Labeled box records
+---+

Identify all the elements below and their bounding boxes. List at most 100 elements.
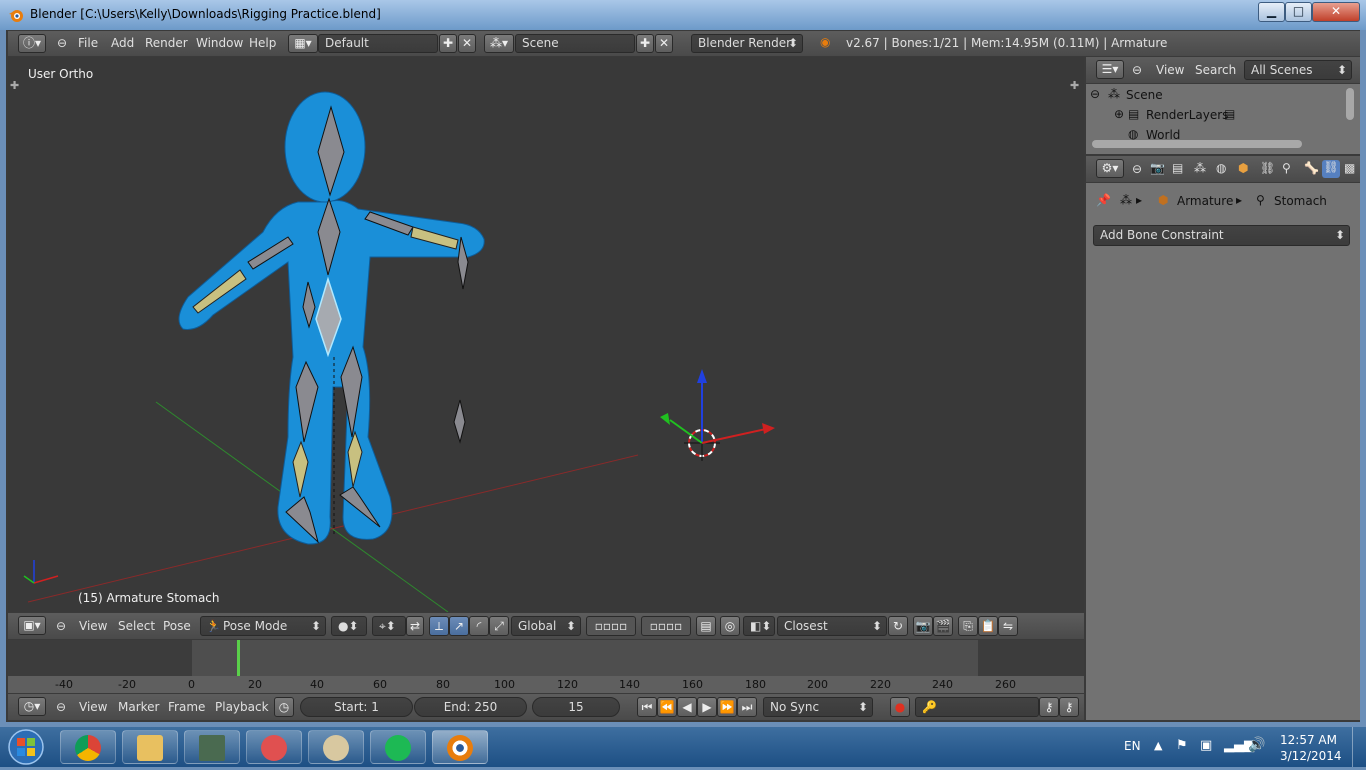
end-frame-field[interactable]: End: 250 xyxy=(414,697,527,717)
opengl-render-animation-button[interactable]: 🎬 xyxy=(933,616,953,636)
pivot-point-dropdown[interactable]: ⌖⬍ xyxy=(372,616,406,636)
show-hidden-icons[interactable]: ▲ xyxy=(1154,739,1162,752)
menu-view[interactable]: View xyxy=(79,619,107,633)
world-tab-icon[interactable]: ◍ xyxy=(1216,161,1226,175)
tree-item-scene[interactable]: Scene xyxy=(1126,88,1163,102)
menu-view[interactable]: View xyxy=(1156,63,1184,77)
next-keyframe-button[interactable]: ⏩ xyxy=(717,697,737,717)
3d-viewport[interactable]: User Ortho ✚ ✚ (15) Armature Stomach xyxy=(8,57,1084,612)
current-frame-field[interactable]: 15 xyxy=(532,697,620,717)
expand-toggle-icon[interactable]: ⊖ xyxy=(1090,87,1100,101)
play-reverse-button[interactable]: ◀ xyxy=(677,697,697,717)
volume-icon[interactable]: 🔊 xyxy=(1248,737,1265,753)
pin-icon[interactable]: 📌 xyxy=(1096,193,1111,207)
taskbar-monitor[interactable] xyxy=(184,730,240,764)
close-button[interactable]: ✕ xyxy=(1312,2,1360,22)
rotate-manipulator-button[interactable]: ◜ xyxy=(469,616,489,636)
sync-mode-dropdown[interactable]: No Sync ⬍ xyxy=(763,697,873,717)
collapse-menu-icon[interactable]: ⊖ xyxy=(1132,63,1142,77)
tree-item-renderlayers[interactable]: RenderLayers xyxy=(1146,108,1228,122)
preview-range-button[interactable]: ◷ xyxy=(274,697,294,717)
translate-manipulator-button[interactable]: ⟂ xyxy=(429,616,449,636)
screen-layout-field[interactable]: Default xyxy=(318,34,438,53)
taskbar-explorer[interactable] xyxy=(122,730,178,764)
bone-tab-icon[interactable]: 🦴 xyxy=(1304,161,1319,175)
delete-keyframe-button[interactable]: ⚷ xyxy=(1059,697,1079,717)
timeline-area[interactable] xyxy=(8,640,1084,676)
play-button[interactable]: ▶ xyxy=(697,697,717,717)
paste-pose-button[interactable]: 📋 xyxy=(978,616,998,636)
render-engine-dropdown[interactable]: Blender Render ⬍ xyxy=(691,34,803,53)
screen-layout-browse-button[interactable]: ▦▾ xyxy=(288,34,318,53)
scene-browse-button[interactable]: ⁂▾ xyxy=(484,34,514,53)
start-frame-field[interactable]: Start: 1 xyxy=(300,697,413,717)
taskbar-paint[interactable] xyxy=(308,730,364,764)
start-button[interactable] xyxy=(2,727,50,767)
insert-keyframe-button[interactable]: ⚷ xyxy=(1039,697,1059,717)
menu-playback[interactable]: Playback xyxy=(215,700,269,714)
move-manipulator-button[interactable]: ↗ xyxy=(449,616,469,636)
editor-type-properties-button[interactable]: ⚙▾ xyxy=(1096,159,1124,178)
editor-type-timeline-button[interactable]: ◷▾ xyxy=(18,697,46,716)
collapse-menu-icon[interactable]: ⊖ xyxy=(56,700,66,714)
menu-add[interactable]: Add xyxy=(111,36,134,50)
editor-type-3dview-button[interactable]: ▣▾ xyxy=(18,616,46,635)
render-tab-icon[interactable]: 📷 xyxy=(1150,161,1165,175)
editor-type-info-button[interactable]: ⓘ▾ xyxy=(18,34,46,53)
bone-layers-grid-2[interactable]: ▫▫▫▫ xyxy=(641,616,691,636)
language-indicator[interactable]: EN xyxy=(1124,739,1141,753)
transform-orientation-dropdown[interactable]: Global ⬍ xyxy=(511,616,581,636)
snap-rotation-button[interactable]: ↻ xyxy=(888,616,908,636)
add-layout-button[interactable]: ✚ xyxy=(439,34,457,53)
opengl-render-button[interactable]: 📷 xyxy=(913,616,933,636)
menu-file[interactable]: File xyxy=(78,36,98,50)
scene-tab-icon[interactable]: ⁂ xyxy=(1194,161,1206,175)
clock-time[interactable]: 12:57 AM xyxy=(1280,733,1337,747)
bone-layers-grid[interactable]: ▫▫▫▫ xyxy=(586,616,636,636)
action-center-flag-icon[interactable]: ⚑ xyxy=(1176,738,1188,753)
menu-view[interactable]: View xyxy=(79,700,107,714)
menu-window[interactable]: Window xyxy=(196,36,243,50)
collapse-menu-icon[interactable]: ⊖ xyxy=(1132,162,1142,176)
menu-marker[interactable]: Marker xyxy=(118,700,159,714)
collapse-menu-icon[interactable]: ⊖ xyxy=(57,36,67,50)
snap-target-dropdown[interactable]: Closest ⬍ xyxy=(777,616,887,636)
add-bone-constraint-dropdown[interactable]: Add Bone Constraint ⬍ xyxy=(1093,225,1350,246)
menu-pose[interactable]: Pose xyxy=(163,619,191,633)
outliner-h-scrollbar[interactable] xyxy=(1092,140,1302,148)
texture-tab-icon[interactable]: ▩ xyxy=(1344,161,1355,175)
taskbar-blender[interactable] xyxy=(432,730,488,764)
taskbar-snipping[interactable] xyxy=(246,730,302,764)
keying-set-field[interactable]: 🔑 xyxy=(915,697,1039,717)
copy-pose-button[interactable]: ⎘ xyxy=(958,616,978,636)
collapse-menu-icon[interactable]: ⊖ xyxy=(56,619,66,633)
maximize-button[interactable]: □ xyxy=(1285,2,1312,22)
auto-keying-button[interactable]: ● xyxy=(890,697,910,717)
constraints-tab-icon[interactable]: ⛓ xyxy=(1260,161,1275,175)
snap-element-dropdown[interactable]: ◧⬍ xyxy=(743,616,775,636)
outliner-display-mode-dropdown[interactable]: All Scenes ⬍ xyxy=(1244,60,1352,80)
jump-end-button[interactable]: ⏭ xyxy=(737,697,757,717)
menu-frame[interactable]: Frame xyxy=(168,700,205,714)
taskbar-chrome[interactable] xyxy=(60,730,116,764)
viewport-shading-dropdown[interactable]: ●⬍ xyxy=(331,616,367,636)
jump-start-button[interactable]: ⏮ xyxy=(637,697,657,717)
pose-lock-button[interactable]: ▤ xyxy=(696,616,716,636)
remove-scene-button[interactable]: ✕ xyxy=(655,34,673,53)
expand-toggle-icon[interactable]: ⊕ xyxy=(1114,107,1124,121)
scene-field[interactable]: Scene xyxy=(515,34,635,53)
prev-keyframe-button[interactable]: ⏪ xyxy=(657,697,677,717)
clock-date[interactable]: 3/12/2014 xyxy=(1280,749,1342,763)
manipulator-toggle-button[interactable]: ⇄ xyxy=(406,616,424,636)
device-icon[interactable]: ▣ xyxy=(1200,738,1212,753)
add-scene-button[interactable]: ✚ xyxy=(636,34,654,53)
scale-manipulator-button[interactable]: ⤢ xyxy=(489,616,509,636)
outliner-v-scrollbar[interactable] xyxy=(1346,88,1354,120)
timeline-ruler[interactable]: -40 -20 0 20 40 60 80 100 120 140 160 18… xyxy=(8,676,1084,693)
object-tab-icon[interactable]: ⬢ xyxy=(1238,161,1248,175)
current-frame-indicator[interactable] xyxy=(237,640,240,676)
bone-constraints-tab-icon[interactable]: ⛓ xyxy=(1322,160,1340,178)
menu-render[interactable]: Render xyxy=(145,36,188,50)
show-desktop-button[interactable] xyxy=(1352,727,1366,767)
minimize-button[interactable]: ▁ xyxy=(1258,2,1285,22)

+---+

Your task: Output the lines of the listing from the line containing "end-frame-field[interactable]: End: 250" through the line containing "insert-keyframe-button[interactable]: ⚷ xyxy=(1039,697,1059,717)", inclusive, as a numbered list with blank lines omitted.

Answer to the problem:
1. end-frame-field[interactable]: End: 250 xyxy=(414,697,527,717)
2. opengl-render-animation-button[interactable]: 🎬 xyxy=(933,616,953,636)
3. pivot-point-dropdown[interactable]: ⌖⬍ xyxy=(372,616,406,636)
4. show-hidden-icons[interactable]: ▲ xyxy=(1154,739,1162,752)
5. menu-view[interactable]: View xyxy=(79,619,107,633)
6. world-tab-icon[interactable]: ◍ xyxy=(1216,161,1226,175)
7. tree-item-scene[interactable]: Scene xyxy=(1126,88,1163,102)
8. menu-view[interactable]: View xyxy=(1156,63,1184,77)
9. next-keyframe-button[interactable]: ⏩ xyxy=(717,697,737,717)
10. 3d-viewport[interactable]: User Ortho ✚ ✚ (15) Armature Stomach xyxy=(8,57,1084,612)
11. current-frame-field[interactable]: 15 xyxy=(532,697,620,717)
12. expand-toggle-icon[interactable]: ⊖ xyxy=(1090,87,1100,101)
13. play-reverse-button[interactable]: ◀ xyxy=(677,697,697,717)
14. volume-icon[interactable]: 🔊 xyxy=(1248,737,1265,753)
15. pin-icon[interactable]: 📌 xyxy=(1096,193,1111,207)
16. taskbar-monitor[interactable] xyxy=(184,730,240,764)
17. close-button[interactable]: ✕ xyxy=(1312,2,1360,22)
18. rotate-manipulator-button[interactable]: ◜ xyxy=(469,616,489,636)
19. sync-mode-dropdown[interactable]: No Sync ⬍ xyxy=(763,697,873,717)
20. collapse-menu-icon[interactable]: ⊖ xyxy=(1132,63,1142,77)
21. tree-item-renderlayers[interactable]: RenderLayers xyxy=(1146,108,1228,122)
22. preview-range-button[interactable]: ◷ xyxy=(274,697,294,717)
23. translate-manipulator-button[interactable]: ⟂ xyxy=(429,616,449,636)
24. screen-layout-field[interactable]: Default xyxy=(318,34,438,53)
25. taskbar-explorer[interactable] xyxy=(122,730,178,764)
26. bone-tab-icon[interactable]: 🦴 xyxy=(1304,161,1319,175)
27. delete-keyframe-button[interactable]: ⚷ xyxy=(1059,697,1079,717)
28. timeline-area[interactable] xyxy=(8,640,1084,676)
29. play-button[interactable]: ▶ xyxy=(697,697,717,717)
30. paste-pose-button[interactable]: 📋 xyxy=(978,616,998,636)
31. render-engine-dropdown[interactable]: Blender Render ⬍ xyxy=(691,34,803,53)
32. screen-layout-browse-button[interactable]: ▦▾ xyxy=(288,34,318,53)
33. scene-browse-button[interactable]: ⁂▾ xyxy=(484,34,514,53)
34. start-frame-field[interactable]: Start: 1 xyxy=(300,697,413,717)
35. taskbar-paint[interactable] xyxy=(308,730,364,764)
36. start-button[interactable] xyxy=(2,727,50,767)
37. insert-keyframe-button[interactable]: ⚷ xyxy=(1039,697,1059,717)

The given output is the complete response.